>> begin DATA FOR THIS TASK

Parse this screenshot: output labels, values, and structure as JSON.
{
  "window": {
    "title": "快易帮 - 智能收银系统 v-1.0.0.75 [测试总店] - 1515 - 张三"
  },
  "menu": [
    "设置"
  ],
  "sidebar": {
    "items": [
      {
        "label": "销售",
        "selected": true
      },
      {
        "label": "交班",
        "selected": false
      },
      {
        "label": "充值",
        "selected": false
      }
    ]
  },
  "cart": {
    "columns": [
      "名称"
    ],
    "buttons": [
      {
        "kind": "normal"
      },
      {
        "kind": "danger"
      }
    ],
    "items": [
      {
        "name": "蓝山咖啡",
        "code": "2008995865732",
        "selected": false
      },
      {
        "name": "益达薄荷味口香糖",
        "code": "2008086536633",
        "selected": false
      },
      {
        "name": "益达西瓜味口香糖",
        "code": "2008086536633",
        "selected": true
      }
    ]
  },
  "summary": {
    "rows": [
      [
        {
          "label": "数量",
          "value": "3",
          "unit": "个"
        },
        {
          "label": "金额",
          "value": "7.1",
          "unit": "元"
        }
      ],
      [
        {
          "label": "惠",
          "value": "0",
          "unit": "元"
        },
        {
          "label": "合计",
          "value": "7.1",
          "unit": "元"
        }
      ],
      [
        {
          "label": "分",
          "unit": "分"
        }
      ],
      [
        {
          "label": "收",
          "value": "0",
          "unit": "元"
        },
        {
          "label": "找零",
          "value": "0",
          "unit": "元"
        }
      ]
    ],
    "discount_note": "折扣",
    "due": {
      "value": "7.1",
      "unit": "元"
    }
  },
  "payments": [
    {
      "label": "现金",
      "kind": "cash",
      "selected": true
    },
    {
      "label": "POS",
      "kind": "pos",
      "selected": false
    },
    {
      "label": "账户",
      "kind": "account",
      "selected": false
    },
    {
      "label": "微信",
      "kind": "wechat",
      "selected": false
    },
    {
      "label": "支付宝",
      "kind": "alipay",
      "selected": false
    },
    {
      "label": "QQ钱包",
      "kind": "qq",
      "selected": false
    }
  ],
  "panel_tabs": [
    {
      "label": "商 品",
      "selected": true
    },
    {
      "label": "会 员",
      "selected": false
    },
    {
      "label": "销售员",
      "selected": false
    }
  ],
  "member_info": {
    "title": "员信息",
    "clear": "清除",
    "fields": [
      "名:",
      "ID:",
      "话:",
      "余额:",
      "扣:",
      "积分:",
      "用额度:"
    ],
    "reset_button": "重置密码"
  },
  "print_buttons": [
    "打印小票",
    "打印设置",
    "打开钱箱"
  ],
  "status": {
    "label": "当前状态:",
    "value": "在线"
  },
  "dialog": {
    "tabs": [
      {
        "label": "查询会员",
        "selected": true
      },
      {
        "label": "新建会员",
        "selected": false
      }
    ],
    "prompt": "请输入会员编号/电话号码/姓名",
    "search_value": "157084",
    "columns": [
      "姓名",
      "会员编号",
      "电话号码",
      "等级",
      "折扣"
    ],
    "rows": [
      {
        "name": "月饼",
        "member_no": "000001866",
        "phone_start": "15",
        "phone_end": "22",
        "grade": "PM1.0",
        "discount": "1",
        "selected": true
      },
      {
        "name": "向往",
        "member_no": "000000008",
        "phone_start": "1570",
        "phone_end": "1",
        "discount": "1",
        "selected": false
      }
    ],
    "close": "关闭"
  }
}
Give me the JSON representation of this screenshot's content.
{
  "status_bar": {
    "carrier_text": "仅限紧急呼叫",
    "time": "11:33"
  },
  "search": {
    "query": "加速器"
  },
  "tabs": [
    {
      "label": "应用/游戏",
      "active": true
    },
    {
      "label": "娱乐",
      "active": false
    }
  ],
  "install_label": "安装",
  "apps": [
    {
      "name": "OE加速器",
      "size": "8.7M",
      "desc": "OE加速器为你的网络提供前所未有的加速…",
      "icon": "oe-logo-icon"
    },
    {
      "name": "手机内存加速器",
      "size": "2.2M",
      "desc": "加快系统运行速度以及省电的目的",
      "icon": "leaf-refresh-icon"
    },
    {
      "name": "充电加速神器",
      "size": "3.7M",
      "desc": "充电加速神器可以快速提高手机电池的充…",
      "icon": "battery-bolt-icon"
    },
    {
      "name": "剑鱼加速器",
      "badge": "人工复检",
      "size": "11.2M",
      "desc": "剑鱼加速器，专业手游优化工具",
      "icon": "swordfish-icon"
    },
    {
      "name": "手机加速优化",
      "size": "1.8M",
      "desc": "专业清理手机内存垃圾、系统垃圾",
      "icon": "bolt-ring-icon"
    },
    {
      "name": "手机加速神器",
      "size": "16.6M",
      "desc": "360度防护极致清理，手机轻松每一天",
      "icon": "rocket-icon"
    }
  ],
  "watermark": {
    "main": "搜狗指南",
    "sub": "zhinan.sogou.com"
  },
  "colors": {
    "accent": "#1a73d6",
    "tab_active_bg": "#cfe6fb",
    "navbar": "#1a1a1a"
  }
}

>> end DATA FOR THIS TASK

GIVEN EXERCISE: Find the lines that include the string "screenshot", then copy each of them.

ANSWER BELOW:
Parse this screenshot: output labels, values, and structure as JSON.
Give me the JSON representation of this screenshot's content.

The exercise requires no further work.